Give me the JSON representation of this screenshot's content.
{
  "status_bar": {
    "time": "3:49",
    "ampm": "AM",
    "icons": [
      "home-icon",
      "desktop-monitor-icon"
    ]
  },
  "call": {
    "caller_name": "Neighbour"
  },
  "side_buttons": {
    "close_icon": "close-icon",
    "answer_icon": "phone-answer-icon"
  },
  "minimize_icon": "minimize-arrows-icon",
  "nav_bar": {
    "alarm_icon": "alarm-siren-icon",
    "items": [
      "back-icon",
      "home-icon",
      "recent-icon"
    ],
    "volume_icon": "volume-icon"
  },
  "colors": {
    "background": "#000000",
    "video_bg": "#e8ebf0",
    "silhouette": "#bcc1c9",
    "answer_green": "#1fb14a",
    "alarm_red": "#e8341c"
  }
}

...

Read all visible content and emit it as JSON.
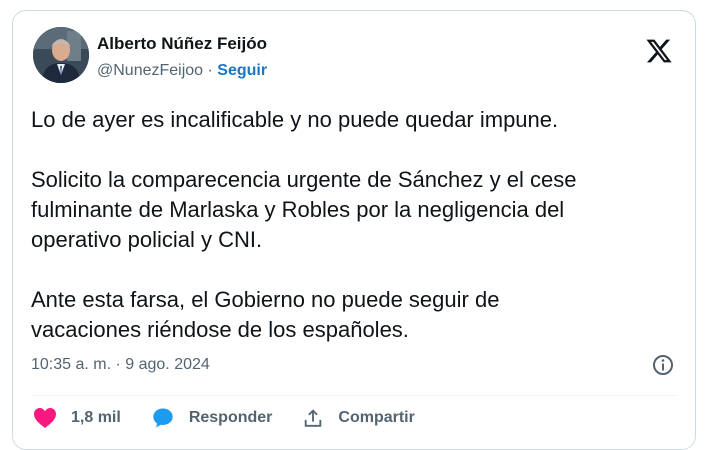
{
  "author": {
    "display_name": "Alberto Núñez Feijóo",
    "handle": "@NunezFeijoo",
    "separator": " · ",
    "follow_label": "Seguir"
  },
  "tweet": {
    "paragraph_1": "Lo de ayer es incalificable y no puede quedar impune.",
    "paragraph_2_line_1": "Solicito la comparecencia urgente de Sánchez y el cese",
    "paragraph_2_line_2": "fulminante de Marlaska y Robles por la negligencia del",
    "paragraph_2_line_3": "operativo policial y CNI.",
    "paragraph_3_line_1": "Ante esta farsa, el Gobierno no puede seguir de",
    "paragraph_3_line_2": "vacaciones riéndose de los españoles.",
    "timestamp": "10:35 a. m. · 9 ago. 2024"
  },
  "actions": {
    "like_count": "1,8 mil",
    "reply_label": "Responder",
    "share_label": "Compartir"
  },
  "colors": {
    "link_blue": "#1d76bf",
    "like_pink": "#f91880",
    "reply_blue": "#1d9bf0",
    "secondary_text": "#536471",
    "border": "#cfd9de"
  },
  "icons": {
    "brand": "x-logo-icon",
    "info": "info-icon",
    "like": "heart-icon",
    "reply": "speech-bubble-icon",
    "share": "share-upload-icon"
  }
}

## What is needed
What is the number of lines that contain "content"? Reply with that number alone.

## Answer to this problem
2